Each entry in the listing below should be restated word for word.
══ RECORDS FOR THE EXERCISE ══
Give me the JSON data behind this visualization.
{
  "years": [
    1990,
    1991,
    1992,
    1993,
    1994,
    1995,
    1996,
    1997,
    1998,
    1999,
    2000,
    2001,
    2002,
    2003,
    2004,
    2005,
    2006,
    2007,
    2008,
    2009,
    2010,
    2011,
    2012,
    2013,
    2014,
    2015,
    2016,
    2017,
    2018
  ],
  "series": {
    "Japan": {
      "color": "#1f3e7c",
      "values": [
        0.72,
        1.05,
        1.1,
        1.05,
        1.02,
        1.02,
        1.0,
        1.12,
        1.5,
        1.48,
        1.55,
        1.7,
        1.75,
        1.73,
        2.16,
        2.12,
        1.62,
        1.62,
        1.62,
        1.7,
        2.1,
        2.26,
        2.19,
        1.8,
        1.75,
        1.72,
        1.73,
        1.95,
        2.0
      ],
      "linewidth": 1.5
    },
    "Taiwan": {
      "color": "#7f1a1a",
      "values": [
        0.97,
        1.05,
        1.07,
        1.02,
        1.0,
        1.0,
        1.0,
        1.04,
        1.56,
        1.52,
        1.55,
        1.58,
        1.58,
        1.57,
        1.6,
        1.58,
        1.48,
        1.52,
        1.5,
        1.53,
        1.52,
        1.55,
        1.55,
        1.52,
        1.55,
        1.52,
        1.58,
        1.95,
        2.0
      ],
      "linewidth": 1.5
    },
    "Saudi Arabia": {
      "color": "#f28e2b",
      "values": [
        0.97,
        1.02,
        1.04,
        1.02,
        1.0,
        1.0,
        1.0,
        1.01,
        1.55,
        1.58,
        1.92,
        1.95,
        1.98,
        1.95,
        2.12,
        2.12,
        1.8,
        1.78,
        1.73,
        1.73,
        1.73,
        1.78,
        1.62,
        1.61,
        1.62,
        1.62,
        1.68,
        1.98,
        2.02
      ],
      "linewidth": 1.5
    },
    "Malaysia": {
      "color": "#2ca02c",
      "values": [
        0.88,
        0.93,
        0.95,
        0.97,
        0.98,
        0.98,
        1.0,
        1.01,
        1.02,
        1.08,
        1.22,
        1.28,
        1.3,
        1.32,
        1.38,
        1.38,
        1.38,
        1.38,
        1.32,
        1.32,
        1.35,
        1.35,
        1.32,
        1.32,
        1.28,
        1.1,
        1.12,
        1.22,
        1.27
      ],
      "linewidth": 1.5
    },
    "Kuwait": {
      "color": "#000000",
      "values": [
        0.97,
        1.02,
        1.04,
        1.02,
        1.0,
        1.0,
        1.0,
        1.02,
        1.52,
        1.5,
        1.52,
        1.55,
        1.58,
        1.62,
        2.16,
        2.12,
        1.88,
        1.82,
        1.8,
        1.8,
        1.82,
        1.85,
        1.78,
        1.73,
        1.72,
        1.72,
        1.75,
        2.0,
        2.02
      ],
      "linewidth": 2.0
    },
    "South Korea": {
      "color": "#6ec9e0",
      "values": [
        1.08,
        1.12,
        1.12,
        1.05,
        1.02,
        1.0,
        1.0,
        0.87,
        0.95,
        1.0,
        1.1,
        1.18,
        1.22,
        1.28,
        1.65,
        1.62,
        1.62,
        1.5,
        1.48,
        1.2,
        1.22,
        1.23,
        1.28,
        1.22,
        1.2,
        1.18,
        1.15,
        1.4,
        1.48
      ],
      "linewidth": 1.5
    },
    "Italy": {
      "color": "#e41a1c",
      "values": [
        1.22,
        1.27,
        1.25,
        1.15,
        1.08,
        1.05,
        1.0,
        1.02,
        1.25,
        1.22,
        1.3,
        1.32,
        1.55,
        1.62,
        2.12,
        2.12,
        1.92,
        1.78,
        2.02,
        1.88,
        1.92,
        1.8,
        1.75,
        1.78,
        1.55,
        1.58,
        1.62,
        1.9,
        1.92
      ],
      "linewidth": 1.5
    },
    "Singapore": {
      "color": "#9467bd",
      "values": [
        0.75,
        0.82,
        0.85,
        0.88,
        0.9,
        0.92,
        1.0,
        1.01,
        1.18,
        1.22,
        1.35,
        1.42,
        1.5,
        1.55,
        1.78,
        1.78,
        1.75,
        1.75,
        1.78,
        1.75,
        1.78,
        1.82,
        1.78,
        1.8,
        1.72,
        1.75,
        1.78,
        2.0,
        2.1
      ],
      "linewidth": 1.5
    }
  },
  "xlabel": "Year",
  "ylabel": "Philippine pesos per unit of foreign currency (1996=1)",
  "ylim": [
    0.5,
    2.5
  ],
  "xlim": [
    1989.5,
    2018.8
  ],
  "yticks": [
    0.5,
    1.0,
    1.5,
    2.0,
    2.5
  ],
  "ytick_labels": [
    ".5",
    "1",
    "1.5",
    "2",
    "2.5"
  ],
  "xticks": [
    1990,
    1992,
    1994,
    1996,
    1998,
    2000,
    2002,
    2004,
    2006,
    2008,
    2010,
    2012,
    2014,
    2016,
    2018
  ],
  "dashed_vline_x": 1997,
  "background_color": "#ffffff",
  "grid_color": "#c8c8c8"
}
═══
(SOLUTION)
Give me the JSON data behind this visualization.
{
  "years": [
    1990,
    1991,
    1992,
    1993,
    1994,
    1995,
    1996,
    1997,
    1998,
    1999,
    2000,
    2001,
    2002,
    2003,
    2004,
    2005,
    2006,
    2007,
    2008,
    2009,
    2010,
    2011,
    2012,
    2013,
    2014,
    2015,
    2016,
    2017,
    2018
  ],
  "series": {
    "Japan": {
      "color": "#1f3e7c",
      "values": [
        0.72,
        1.05,
        1.1,
        1.05,
        1.02,
        1.02,
        1.0,
        1.12,
        1.5,
        1.48,
        1.55,
        1.7,
        1.75,
        1.73,
        2.16,
        2.12,
        1.62,
        1.62,
        1.62,
        1.7,
        2.1,
        2.26,
        2.19,
        1.8,
        1.75,
        1.72,
        1.73,
        1.95,
        2.0
      ],
      "linewidth": 1.5
    },
    "Taiwan": {
      "color": "#7f1a1a",
      "values": [
        0.97,
        1.05,
        1.07,
        1.02,
        1.0,
        1.0,
        1.0,
        1.04,
        1.56,
        1.52,
        1.55,
        1.58,
        1.58,
        1.57,
        1.6,
        1.58,
        1.48,
        1.52,
        1.5,
        1.53,
        1.52,
        1.55,
        1.55,
        1.52,
        1.55,
        1.52,
        1.58,
        1.95,
        2.0
      ],
      "linewidth": 1.5
    },
    "Saudi Arabia": {
      "color": "#f28e2b",
      "values": [
        0.97,
        1.02,
        1.04,
        1.02,
        1.0,
        1.0,
        1.0,
        1.01,
        1.55,
        1.58,
        1.92,
        1.95,
        1.98,
        1.95,
        2.12,
        2.12,
        1.8,
        1.78,
        1.73,
        1.73,
        1.73,
        1.78,
        1.62,
        1.61,
        1.62,
        1.62,
        1.68,
        1.98,
        2.02
      ],
      "linewidth": 1.5
    },
    "Malaysia": {
      "color": "#2ca02c",
      "values": [
        0.88,
        0.93,
        0.95,
        0.97,
        0.98,
        0.98,
        1.0,
        1.01,
        1.02,
        1.08,
        1.22,
        1.28,
        1.3,
        1.32,
        1.38,
        1.38,
        1.38,
        1.38,
        1.32,
        1.32,
        1.35,
        1.35,
        1.32,
        1.32,
        1.28,
        1.1,
        1.12,
        1.22,
        1.27
      ],
      "linewidth": 1.5
    },
    "Kuwait": {
      "color": "#000000",
      "values": [
        0.97,
        1.02,
        1.04,
        1.02,
        1.0,
        1.0,
        1.0,
        1.02,
        1.52,
        1.5,
        1.52,
        1.55,
        1.58,
        1.62,
        2.16,
        2.12,
        1.88,
        1.82,
        1.8,
        1.8,
        1.82,
        1.85,
        1.78,
        1.73,
        1.72,
        1.72,
        1.75,
        2.0,
        2.02
      ],
      "linewidth": 2.0
    },
    "South Korea": {
      "color": "#6ec9e0",
      "values": [
        1.08,
        1.12,
        1.12,
        1.05,
        1.02,
        1.0,
        1.0,
        0.87,
        0.95,
        1.0,
        1.1,
        1.18,
        1.22,
        1.28,
        1.65,
        1.62,
        1.62,
        1.5,
        1.48,
        1.2,
        1.22,
        1.23,
        1.28,
        1.22,
        1.2,
        1.18,
        1.15,
        1.4,
        1.48
      ],
      "linewidth": 1.5
    },
    "Italy": {
      "color": "#e41a1c",
      "values": [
        1.22,
        1.27,
        1.25,
        1.15,
        1.08,
        1.05,
        1.0,
        1.02,
        1.25,
        1.22,
        1.3,
        1.32,
        1.55,
        1.62,
        2.12,
        2.12,
        1.92,
        1.78,
        2.02,
        1.88,
        1.92,
        1.8,
        1.75,
        1.78,
        1.55,
        1.58,
        1.62,
        1.9,
        1.92
      ],
      "linewidth": 1.5
    },
    "Singapore": {
      "color": "#9467bd",
      "values": [
        0.75,
        0.82,
        0.85,
        0.88,
        0.9,
        0.92,
        1.0,
        1.01,
        1.18,
        1.22,
        1.35,
        1.42,
        1.5,
        1.55,
        1.78,
        1.78,
        1.75,
        1.75,
        1.78,
        1.75,
        1.78,
        1.82,
        1.78,
        1.8,
        1.72,
        1.75,
        1.78,
        2.0,
        2.1
      ],
      "linewidth": 1.5
    }
  },
  "xlabel": "Year",
  "ylabel": "Philippine pesos per unit of foreign currency (1996=1)",
  "ylim": [
    0.5,
    2.5
  ],
  "xlim": [
    1989.5,
    2018.8
  ],
  "yticks": [
    0.5,
    1.0,
    1.5,
    2.0,
    2.5
  ],
  "ytick_labels": [
    ".5",
    "1",
    "1.5",
    "2",
    "2.5"
  ],
  "xticks": [
    1990,
    1992,
    1994,
    1996,
    1998,
    2000,
    2002,
    2004,
    2006,
    2008,
    2010,
    2012,
    2014,
    2016,
    2018
  ],
  "dashed_vline_x": 1997,
  "background_color": "#ffffff",
  "grid_color": "#c8c8c8"
}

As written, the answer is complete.